■ DOCUMENT TEXT ■

Code of Virginia Information
The Code of Virginia is the statutory law of the U.S. state of Virginia, and consists of the codified legislation of the Virginia General Assembly. The 1950 Code of Virginia is the revision currently in force. The previous official versions were the Codes of 1819, 1849, 1887, and 1919, though other compilations had been printed privately as early as 1733, and other editions have been issued that were not designated full revisions of the code.
- 1 Publishing and access
- 2 The Virginia Code Commission
- 3 Updating and revising the Code
- 4 Legal supremacy of code provisions
- 5 The Code and the Virginia Constitution
- 6 History
- 7 Titles of the Code of Virginia
- 8 See also
- 9 Notes
- 10 References
- 11 External links
The official version of the Code of Virginia is published by the Michie Company  under contract with the Virginia Code Commission, the governmental body responsible for printing and maintaining the code. West's Annotated Code of Virginia is an unofficial, competing version issued by West Publishing, which includes more cross-references and West keynumbers. The Virginia government also makes the code available without annotations for free on the internet.
As of 2008 [update], the printed Code of Virginia consists of twenty-nine hardcover volumes, with a two-volume subject matter index that is replaced annually. The statutes are fully annotated by Virginia attorneys, and include cites to and summaries of Virginia state and federal court decisions as well as law reviews. The first volume of the Code of Virginia also prints the Virginia Constitution and the Constitution of the United States.
The government of Virginia claims copyright over the Code, including the text of statutes.  Individual preparers, however, may obtain rights over case annotations, indices, and various notes concerning sections and reference tables they have written.
Originally created in 1946 as the Commission on Code Recodification to prepare what became the Code of 1950, the Virginia Code Commission was made a permanent part of the state's legislative branch and given the responsibility for publishing and maintaining the code.  It also has responsibility for publishing the Virginia Administrative Code and Rules of Evidence, as well as Virginia State Bar advisory opinions and Virginia compacts, which it may incorporate into the code. Though the Commission may arrange for the code to be published directly by and at the expense of the Commonwealth of Virginia, since 1950 it has contracted the task of printing the code out to the Michie Company.

■ DATASET ■
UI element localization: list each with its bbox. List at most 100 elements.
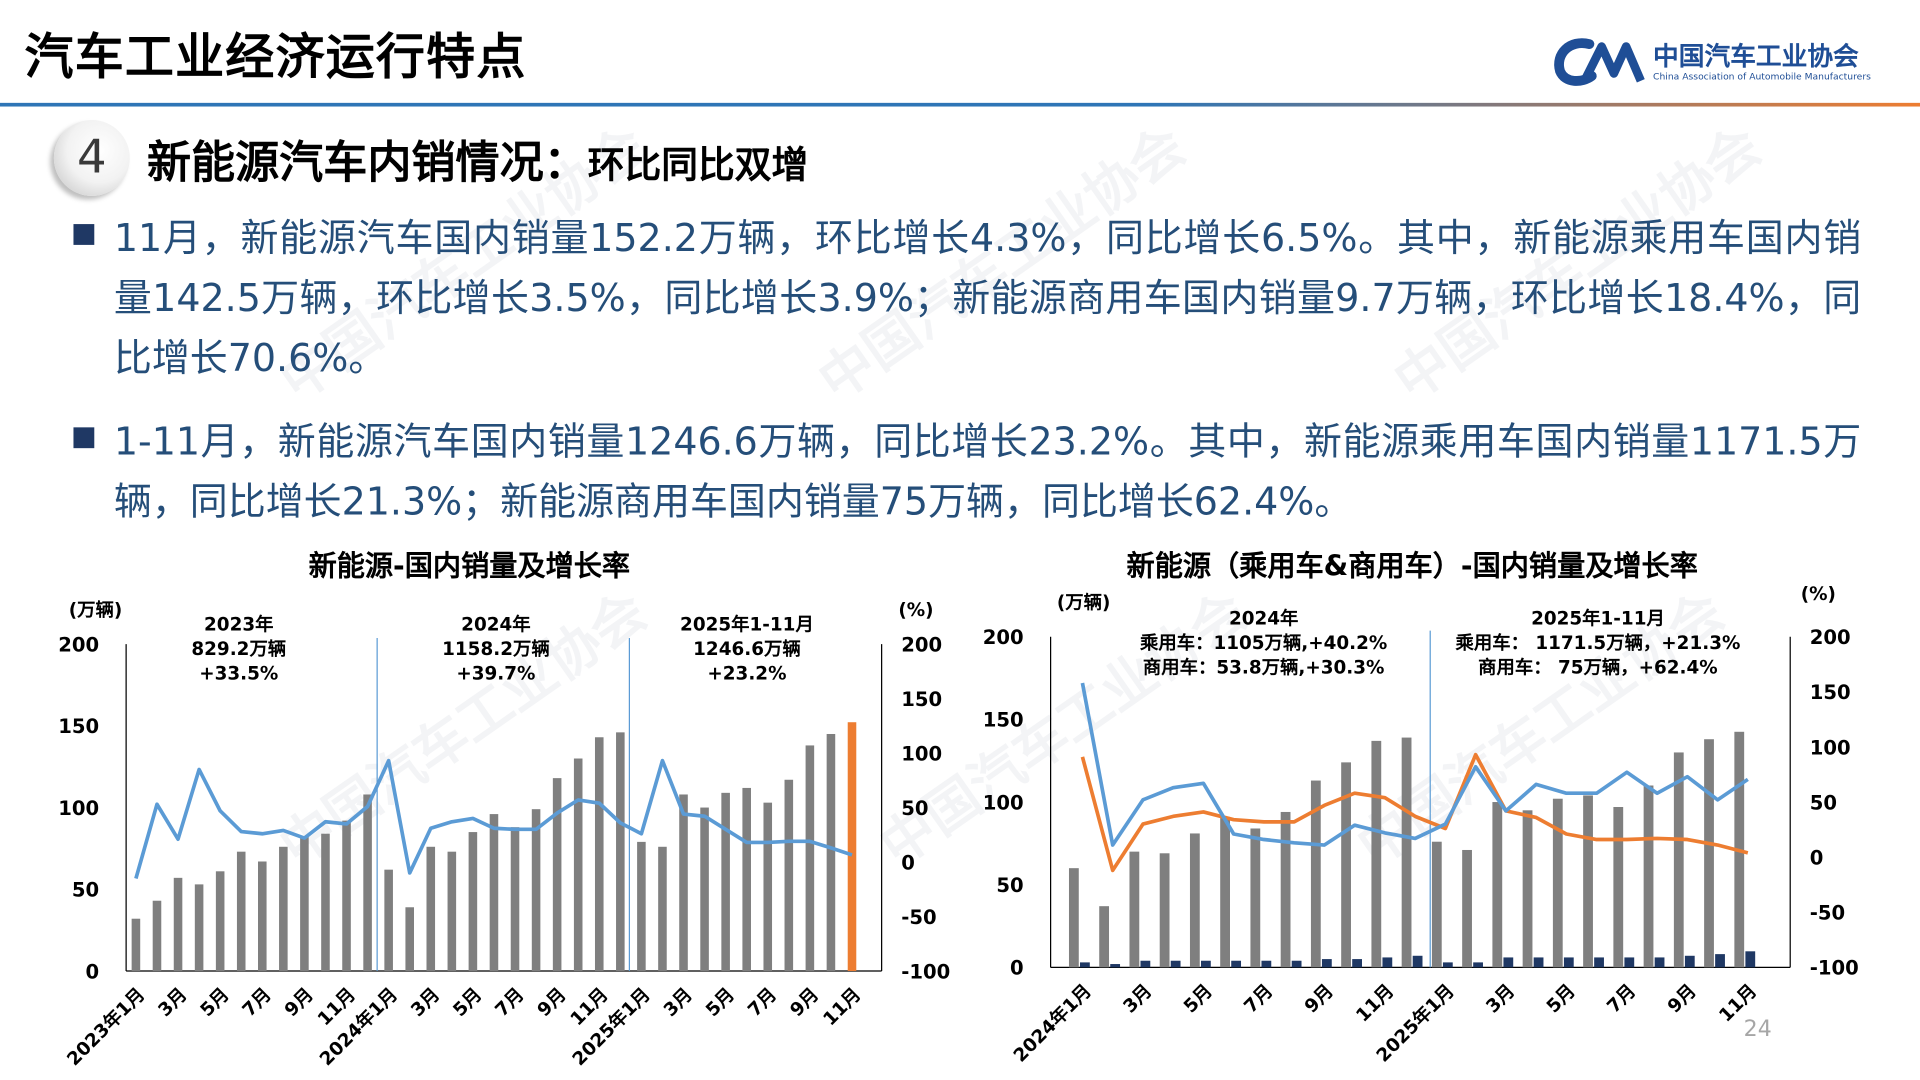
y2-tick-label: 50: [1810, 791, 1837, 814]
bar-2023-06: [236, 851, 246, 972]
bar-2025-05: [1552, 798, 1563, 968]
bar-2025-09: [1673, 752, 1684, 968]
y-tick-label: 150: [58, 715, 99, 738]
bar-2024-04: [447, 851, 457, 972]
x-tick-label: 7月: [1603, 981, 1640, 1018]
x-tick-label: 9月: [1664, 981, 1701, 1018]
bar-2023-11: [342, 820, 351, 972]
bar-2023-02: [152, 900, 162, 972]
y-axis-unit-label: (万辆): [1057, 592, 1111, 614]
growth-line-2: [1080, 682, 1749, 847]
logo-text-cn: 中国汽车工业协会: [1653, 41, 1859, 72]
bar-2025-06: [1583, 795, 1593, 968]
bar-2025-05: [721, 792, 730, 972]
bar-2025-03: [1503, 957, 1514, 968]
x-tick-label: 5月: [449, 984, 486, 1021]
y-tick-label: 200: [983, 626, 1024, 649]
logo-text-en: China Association of Automobile Manufact…: [1653, 71, 1871, 83]
y2-tick-label: -100: [1810, 957, 1859, 980]
section-heading: 新能源汽车内销情况：环比同比双增: [147, 127, 808, 191]
bar-2024-07: [1261, 960, 1272, 968]
period-annotation: +33.5%: [199, 664, 278, 685]
x-tick-label: 11月: [819, 984, 865, 1030]
bar-2025-03: [679, 794, 688, 972]
bar-2025-03: [1492, 802, 1503, 968]
y-axis-unit-label: (万辆): [69, 599, 123, 621]
bar-2024-12: [1401, 737, 1412, 968]
growth-line-1: [1080, 752, 1749, 873]
y-tick-label: 0: [86, 960, 100, 983]
bar-2025-08: [1643, 785, 1654, 968]
bar-2024-10: [1352, 959, 1363, 968]
bar-2025-10: [1704, 739, 1714, 968]
bar-2024-03: [426, 846, 436, 972]
bar-2024-05: [468, 832, 478, 972]
bar-2024-09: [1321, 959, 1332, 968]
x-tick-label: 2024年1月: [1009, 980, 1096, 1067]
period-annotation: 2024年: [1229, 607, 1298, 629]
bar-2024-04: [1159, 853, 1170, 968]
period-annotation: 2023年: [204, 614, 273, 636]
bar-2024-05: [1189, 833, 1200, 968]
bar-2024-03: [1140, 960, 1151, 968]
bullet-text: 11月，新能源汽车国内销量152.2万辆，环比增长4.3%，同比增长6.5%。其…: [113, 216, 1862, 381]
period-annotation: 2025年1-11月: [1531, 607, 1665, 629]
bar-2025-09: [1684, 955, 1695, 968]
bar-2025-11: [1745, 951, 1756, 968]
bar-2024-01: [1068, 868, 1079, 968]
bar-2024-02: [1110, 964, 1121, 968]
y2-tick-label: 0: [1810, 846, 1824, 869]
bar-2024-09: [552, 778, 562, 972]
y-tick-label: 150: [983, 709, 1024, 732]
bar-2025-06: [742, 787, 751, 972]
bar-2024-02: [405, 907, 415, 972]
bar-2024-12: [616, 732, 625, 972]
bar-2025-11: [847, 722, 857, 972]
y2-tick-label: -50: [901, 906, 936, 929]
y2-tick-label: -100: [901, 960, 950, 983]
bar-2025-02: [1462, 849, 1472, 968]
section-number-badge: 4: [53, 120, 130, 196]
bar-2023-01: [131, 918, 141, 972]
x-tick-label: 9月: [281, 984, 318, 1021]
bar-2025-02: [1473, 962, 1483, 968]
bar-2024-01: [1080, 962, 1090, 968]
bar-2024-05: [1200, 960, 1211, 968]
bar-2024-10: [573, 758, 583, 972]
y2-tick-label: 150: [901, 688, 942, 711]
period-annotation: +23.2%: [707, 664, 786, 685]
x-tick-label: 3月: [155, 984, 192, 1021]
bar-2025-06: [1594, 957, 1604, 968]
bar-2025-02: [658, 846, 667, 972]
bar-2025-01: [1431, 841, 1442, 968]
bar-2025-09: [805, 745, 815, 972]
section-heading-sub: 环比同比双增: [587, 144, 809, 188]
bullet-text: 1-11月，新能源汽车国内销量1246.6万辆，同比增长23.2%。其中，新能源…: [113, 420, 1862, 525]
bar-2025-04: [1533, 957, 1544, 968]
y2-tick-label: 0: [901, 851, 915, 874]
page-title: 汽车工业经济运行特点: [24, 29, 527, 86]
bar-2024-09: [1310, 780, 1321, 968]
bar-2024-11: [1382, 957, 1393, 968]
bar-2023-03: [173, 877, 183, 972]
period-annotation: 2025年1-11月: [680, 614, 814, 636]
bar-2023-04: [194, 884, 204, 972]
y2-axis-unit-label: (%): [1801, 584, 1836, 605]
y-tick-label: 50: [996, 874, 1023, 897]
bar-2025-10: [1715, 954, 1725, 968]
bar-2024-06: [1231, 960, 1242, 968]
bar-2024-08: [531, 809, 541, 972]
page-number: 24: [1743, 1016, 1772, 1043]
x-tick-label: 3月: [407, 984, 444, 1021]
caam-logo-icon: [1554, 38, 1645, 86]
bar-2025-05: [1563, 957, 1574, 968]
bar-2025-07: [1624, 957, 1635, 968]
y2-axis-unit-label: (%): [898, 600, 933, 621]
x-tick-label: 5月: [702, 984, 739, 1021]
bar-2024-10: [1341, 762, 1351, 968]
bar-2023-09: [300, 836, 309, 972]
bar-2025-04: [700, 807, 709, 972]
x-tick-label: 9月: [534, 984, 571, 1021]
x-tick-label: 2023年1月: [63, 983, 150, 1070]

■ PARTS OF THE EXERCISE ■
1. List the earlier official versions of the Code that the Code of Virginia text names, before the 1950 revision now in force.
2. Based on the Code of Virginia text, say whether each statement agrees with it. Answer yes or no for each, and quote the deciding words.
(a) As of 2008, the printed Code was made up of twenty-nine hardcover volumes.
(b) West's Annotated Code of Virginia is the official version of the Code.
(c) The Virginia Code Commission was first created in 1950.
3. Continue the Code of Virginia text from its last sentence.

■ ANSWERS GIVEN ■
1.
- Code of 1819
- Code of 1849
- Code of 1887
- Code of 1919

2.
(a) Yes: "As of 2008 [update], the printed Code of Virginia consists of twenty-nine hardcover volumes"
(b) No: "West's Annotated Code of Virginia is an unofficial, competing version issued by West Publishing"
(c) No: "Originally created in 1946 as the Commission on Code Recodification"

3.
The Commission is composed of ten members, chosen by statute  from the following:
- Two present members of the Virginia Senate, by the appointment of the Senate Committee on Rules for the length of their elected term
- Two present members of the Virginia House of Delegates appointed by the Speaker of the House for the length of their elected term
- Two former or present Virginia Circuit Court judges, appointed by the governor for four-year terms
- One former member of the Senate, appointed by the Senate Committee on Rules to a four-year term
- One former member of the House of Delegates, appointed by the Speaker to a four-year term
- The Virginia Attorney General (or an assistant Attorney General by his designation)
- The Virginia Director of the Division of Legislative Services
The Commission has full discretion to publish the code with or without annotations, "to fix the number of volumes; and to decide all questions of form, makeup and arrangement, including title pages, prefaces, annotations, indices, tables of contents and reference, appendices, paper, type, binding and lettering." 
It also has the independent authority to make minor changes to the code without ratification by the General Assembly.  Such changes include correcting "unmistakable printer's errors," misspellings, and erroneous cross-references, and updating obsolete references to renamed code titles, governmental officers and agencies. It may also omit provisions "which, in the judgment of the Commission, are inappropriate in a code, such as emergency clauses, clauses providing for specific nonrecurring appropriations and general repealing clauses."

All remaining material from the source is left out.